(Stored data)

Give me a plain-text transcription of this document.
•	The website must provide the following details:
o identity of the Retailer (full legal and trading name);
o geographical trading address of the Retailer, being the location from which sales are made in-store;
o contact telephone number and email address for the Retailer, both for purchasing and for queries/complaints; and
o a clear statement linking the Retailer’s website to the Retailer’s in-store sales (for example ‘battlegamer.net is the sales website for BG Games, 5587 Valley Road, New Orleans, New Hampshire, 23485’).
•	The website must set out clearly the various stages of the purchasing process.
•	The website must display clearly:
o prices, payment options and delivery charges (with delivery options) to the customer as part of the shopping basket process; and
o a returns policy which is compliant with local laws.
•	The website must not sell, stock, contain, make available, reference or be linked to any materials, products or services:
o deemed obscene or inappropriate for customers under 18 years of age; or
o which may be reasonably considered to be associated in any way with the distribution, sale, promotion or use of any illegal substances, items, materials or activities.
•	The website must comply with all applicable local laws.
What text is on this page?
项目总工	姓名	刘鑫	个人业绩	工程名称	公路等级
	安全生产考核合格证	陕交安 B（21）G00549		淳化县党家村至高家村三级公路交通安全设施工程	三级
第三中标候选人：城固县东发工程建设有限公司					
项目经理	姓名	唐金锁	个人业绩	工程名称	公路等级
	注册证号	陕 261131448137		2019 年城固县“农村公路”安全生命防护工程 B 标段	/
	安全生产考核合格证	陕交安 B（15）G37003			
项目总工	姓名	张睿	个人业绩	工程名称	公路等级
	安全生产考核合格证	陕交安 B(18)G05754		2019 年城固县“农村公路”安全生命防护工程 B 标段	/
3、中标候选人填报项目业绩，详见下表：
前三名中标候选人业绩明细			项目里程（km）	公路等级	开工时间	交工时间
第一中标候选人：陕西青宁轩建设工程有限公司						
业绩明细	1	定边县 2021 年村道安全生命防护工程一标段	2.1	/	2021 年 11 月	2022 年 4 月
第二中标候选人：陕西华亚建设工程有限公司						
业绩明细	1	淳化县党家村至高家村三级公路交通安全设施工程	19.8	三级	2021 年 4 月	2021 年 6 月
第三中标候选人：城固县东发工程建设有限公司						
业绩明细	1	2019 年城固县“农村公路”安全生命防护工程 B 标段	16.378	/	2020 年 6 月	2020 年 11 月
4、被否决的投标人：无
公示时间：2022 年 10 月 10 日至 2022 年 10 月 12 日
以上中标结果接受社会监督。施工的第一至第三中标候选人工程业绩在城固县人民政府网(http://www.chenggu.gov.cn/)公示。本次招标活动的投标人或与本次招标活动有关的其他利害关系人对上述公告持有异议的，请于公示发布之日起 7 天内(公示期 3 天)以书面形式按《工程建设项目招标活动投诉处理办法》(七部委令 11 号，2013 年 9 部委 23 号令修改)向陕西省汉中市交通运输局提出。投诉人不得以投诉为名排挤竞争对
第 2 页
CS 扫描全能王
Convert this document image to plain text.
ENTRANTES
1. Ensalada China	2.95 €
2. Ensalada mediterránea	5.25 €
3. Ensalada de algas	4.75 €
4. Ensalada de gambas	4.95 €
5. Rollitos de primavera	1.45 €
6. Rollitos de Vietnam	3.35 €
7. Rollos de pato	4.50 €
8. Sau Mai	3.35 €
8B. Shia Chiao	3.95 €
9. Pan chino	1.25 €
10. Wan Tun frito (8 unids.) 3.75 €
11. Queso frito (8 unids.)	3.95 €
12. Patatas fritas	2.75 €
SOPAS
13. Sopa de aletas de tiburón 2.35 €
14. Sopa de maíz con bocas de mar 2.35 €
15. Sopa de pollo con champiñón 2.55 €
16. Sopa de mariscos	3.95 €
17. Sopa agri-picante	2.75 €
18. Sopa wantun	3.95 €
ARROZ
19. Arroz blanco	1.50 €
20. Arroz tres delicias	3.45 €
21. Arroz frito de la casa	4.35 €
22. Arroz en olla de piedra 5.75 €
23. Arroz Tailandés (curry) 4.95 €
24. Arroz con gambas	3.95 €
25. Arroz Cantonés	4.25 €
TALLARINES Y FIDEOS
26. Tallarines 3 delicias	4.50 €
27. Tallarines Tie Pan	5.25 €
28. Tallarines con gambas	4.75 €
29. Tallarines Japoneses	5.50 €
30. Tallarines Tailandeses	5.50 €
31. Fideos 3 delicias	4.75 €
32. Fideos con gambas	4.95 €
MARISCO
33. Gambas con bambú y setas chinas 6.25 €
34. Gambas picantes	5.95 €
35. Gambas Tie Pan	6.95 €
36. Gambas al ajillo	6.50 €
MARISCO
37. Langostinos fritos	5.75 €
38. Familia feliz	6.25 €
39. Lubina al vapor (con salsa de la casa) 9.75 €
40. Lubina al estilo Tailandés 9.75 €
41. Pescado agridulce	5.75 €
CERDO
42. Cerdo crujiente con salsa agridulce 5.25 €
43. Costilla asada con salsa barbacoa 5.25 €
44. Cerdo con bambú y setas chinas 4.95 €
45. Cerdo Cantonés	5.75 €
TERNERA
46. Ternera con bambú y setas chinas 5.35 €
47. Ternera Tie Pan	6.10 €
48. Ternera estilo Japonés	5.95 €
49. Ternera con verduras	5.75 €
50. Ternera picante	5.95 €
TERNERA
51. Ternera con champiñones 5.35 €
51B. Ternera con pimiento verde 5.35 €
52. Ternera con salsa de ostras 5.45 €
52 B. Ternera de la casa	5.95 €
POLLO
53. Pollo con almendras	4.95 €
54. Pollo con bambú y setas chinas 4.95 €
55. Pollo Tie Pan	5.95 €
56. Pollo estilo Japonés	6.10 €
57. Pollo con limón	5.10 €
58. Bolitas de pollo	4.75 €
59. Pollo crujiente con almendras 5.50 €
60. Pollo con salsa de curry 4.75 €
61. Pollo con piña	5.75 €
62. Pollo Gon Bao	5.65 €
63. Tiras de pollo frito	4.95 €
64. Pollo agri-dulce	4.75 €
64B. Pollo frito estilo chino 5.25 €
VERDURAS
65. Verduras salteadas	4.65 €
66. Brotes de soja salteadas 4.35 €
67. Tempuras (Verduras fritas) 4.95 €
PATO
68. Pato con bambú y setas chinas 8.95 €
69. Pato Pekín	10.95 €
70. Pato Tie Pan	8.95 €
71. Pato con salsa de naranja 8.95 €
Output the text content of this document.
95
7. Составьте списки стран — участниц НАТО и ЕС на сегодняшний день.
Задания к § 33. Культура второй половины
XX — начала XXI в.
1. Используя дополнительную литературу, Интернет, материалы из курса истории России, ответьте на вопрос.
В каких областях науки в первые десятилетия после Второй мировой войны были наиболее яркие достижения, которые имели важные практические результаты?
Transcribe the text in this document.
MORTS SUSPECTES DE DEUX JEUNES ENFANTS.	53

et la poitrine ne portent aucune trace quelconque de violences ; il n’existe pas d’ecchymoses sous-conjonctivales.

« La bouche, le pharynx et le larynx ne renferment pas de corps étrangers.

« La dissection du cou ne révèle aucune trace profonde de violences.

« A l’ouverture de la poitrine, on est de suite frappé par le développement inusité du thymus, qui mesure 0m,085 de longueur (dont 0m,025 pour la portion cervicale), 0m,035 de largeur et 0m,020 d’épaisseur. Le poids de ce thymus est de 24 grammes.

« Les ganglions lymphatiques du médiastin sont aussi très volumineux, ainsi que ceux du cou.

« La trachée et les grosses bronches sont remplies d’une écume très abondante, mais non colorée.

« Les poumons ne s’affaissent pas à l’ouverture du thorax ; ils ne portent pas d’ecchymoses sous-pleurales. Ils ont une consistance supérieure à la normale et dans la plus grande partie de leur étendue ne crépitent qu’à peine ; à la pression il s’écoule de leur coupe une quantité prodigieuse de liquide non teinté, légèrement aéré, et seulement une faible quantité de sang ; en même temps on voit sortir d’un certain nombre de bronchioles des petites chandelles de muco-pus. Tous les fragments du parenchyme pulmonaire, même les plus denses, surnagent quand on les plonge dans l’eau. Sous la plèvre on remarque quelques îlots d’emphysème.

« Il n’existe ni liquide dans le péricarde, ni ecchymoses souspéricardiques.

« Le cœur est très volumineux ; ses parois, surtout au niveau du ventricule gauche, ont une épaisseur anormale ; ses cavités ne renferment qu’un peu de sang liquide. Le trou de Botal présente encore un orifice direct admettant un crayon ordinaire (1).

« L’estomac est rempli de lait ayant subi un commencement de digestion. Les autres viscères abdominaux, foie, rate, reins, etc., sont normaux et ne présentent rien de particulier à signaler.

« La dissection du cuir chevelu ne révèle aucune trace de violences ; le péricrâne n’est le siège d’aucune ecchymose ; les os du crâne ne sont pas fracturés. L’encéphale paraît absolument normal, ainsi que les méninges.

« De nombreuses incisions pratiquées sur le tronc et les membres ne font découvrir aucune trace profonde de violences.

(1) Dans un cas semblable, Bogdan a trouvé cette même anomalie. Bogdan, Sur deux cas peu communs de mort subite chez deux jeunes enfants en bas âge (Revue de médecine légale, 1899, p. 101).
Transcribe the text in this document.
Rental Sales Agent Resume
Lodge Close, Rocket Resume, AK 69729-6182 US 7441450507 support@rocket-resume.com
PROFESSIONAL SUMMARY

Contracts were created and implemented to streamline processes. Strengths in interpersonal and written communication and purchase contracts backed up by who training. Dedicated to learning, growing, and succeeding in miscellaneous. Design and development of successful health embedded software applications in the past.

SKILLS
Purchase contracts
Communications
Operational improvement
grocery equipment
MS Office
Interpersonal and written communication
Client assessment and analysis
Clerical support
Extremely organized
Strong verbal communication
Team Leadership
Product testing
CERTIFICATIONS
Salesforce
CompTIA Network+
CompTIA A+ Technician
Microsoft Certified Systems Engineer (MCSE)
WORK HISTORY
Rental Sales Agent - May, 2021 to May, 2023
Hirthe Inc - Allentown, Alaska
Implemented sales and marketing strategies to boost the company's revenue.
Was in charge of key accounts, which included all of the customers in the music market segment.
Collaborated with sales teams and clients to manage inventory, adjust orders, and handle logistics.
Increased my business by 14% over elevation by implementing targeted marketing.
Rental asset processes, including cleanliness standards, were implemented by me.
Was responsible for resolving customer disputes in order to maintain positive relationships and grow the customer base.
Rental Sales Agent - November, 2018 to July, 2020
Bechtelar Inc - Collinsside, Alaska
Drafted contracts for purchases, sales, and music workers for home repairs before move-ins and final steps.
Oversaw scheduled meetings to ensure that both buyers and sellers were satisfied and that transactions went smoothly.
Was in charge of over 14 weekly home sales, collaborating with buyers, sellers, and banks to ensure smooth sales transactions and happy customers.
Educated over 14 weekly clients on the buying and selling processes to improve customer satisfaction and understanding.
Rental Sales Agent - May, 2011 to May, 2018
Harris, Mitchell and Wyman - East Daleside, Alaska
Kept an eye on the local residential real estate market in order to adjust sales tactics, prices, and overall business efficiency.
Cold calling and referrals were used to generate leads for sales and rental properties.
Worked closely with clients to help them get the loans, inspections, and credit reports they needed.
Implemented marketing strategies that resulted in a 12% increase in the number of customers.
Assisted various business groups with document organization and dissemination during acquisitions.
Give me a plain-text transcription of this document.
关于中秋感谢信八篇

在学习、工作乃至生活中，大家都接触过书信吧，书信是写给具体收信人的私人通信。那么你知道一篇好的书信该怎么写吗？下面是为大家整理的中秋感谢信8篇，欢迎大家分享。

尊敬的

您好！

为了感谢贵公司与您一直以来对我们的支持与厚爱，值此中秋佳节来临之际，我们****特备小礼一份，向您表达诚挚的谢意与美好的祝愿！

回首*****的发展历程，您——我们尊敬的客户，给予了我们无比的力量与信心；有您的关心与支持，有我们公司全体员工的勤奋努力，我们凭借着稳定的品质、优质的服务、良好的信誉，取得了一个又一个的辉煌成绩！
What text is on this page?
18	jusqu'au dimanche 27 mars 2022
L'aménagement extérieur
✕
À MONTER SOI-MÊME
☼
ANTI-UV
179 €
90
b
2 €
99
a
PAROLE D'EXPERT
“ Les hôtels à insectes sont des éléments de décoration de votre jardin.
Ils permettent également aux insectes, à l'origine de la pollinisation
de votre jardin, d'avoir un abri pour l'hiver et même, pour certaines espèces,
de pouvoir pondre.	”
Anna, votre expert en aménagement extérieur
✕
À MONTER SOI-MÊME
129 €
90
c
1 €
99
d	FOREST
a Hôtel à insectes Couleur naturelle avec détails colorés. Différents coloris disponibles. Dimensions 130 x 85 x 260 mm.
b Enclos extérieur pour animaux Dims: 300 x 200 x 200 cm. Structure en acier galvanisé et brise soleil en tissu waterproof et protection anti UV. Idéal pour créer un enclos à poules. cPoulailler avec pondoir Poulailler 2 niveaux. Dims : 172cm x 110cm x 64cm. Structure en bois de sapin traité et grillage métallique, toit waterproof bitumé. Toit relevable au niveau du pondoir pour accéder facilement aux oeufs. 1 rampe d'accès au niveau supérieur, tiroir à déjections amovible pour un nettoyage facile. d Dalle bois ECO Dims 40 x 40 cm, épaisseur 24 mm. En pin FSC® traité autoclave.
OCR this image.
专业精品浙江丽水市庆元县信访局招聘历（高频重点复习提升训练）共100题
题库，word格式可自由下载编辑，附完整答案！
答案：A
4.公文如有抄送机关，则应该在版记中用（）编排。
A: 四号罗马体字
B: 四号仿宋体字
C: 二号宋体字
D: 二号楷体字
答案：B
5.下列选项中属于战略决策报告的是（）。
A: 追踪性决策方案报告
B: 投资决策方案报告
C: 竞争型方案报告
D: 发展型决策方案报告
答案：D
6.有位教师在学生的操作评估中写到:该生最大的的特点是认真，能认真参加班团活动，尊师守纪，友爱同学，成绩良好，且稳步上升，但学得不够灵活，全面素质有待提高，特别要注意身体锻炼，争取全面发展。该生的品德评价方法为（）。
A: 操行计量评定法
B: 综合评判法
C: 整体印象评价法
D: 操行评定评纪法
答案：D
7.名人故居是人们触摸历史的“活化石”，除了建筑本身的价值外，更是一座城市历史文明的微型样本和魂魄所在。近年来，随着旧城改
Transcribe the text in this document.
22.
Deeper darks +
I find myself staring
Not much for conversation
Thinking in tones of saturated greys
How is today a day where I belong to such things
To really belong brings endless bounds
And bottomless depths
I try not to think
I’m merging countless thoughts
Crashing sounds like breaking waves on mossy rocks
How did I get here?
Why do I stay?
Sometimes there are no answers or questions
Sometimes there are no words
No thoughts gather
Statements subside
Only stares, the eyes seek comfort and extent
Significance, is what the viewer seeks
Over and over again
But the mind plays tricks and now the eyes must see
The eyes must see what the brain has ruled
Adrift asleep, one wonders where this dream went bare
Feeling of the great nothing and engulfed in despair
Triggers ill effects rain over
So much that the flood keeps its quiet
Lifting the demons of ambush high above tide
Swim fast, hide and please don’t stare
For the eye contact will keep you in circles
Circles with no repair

What you should do - Each line that holds the word "marketing" should be extracted from the records.

Exercise solution -
Implemented sales and marketing strategies to boost the company's revenue.
Increased my business by 14% over elevation by implementing targeted marketing.
Implemented marketing strategies that resulted in a 12% increase in the number of customers.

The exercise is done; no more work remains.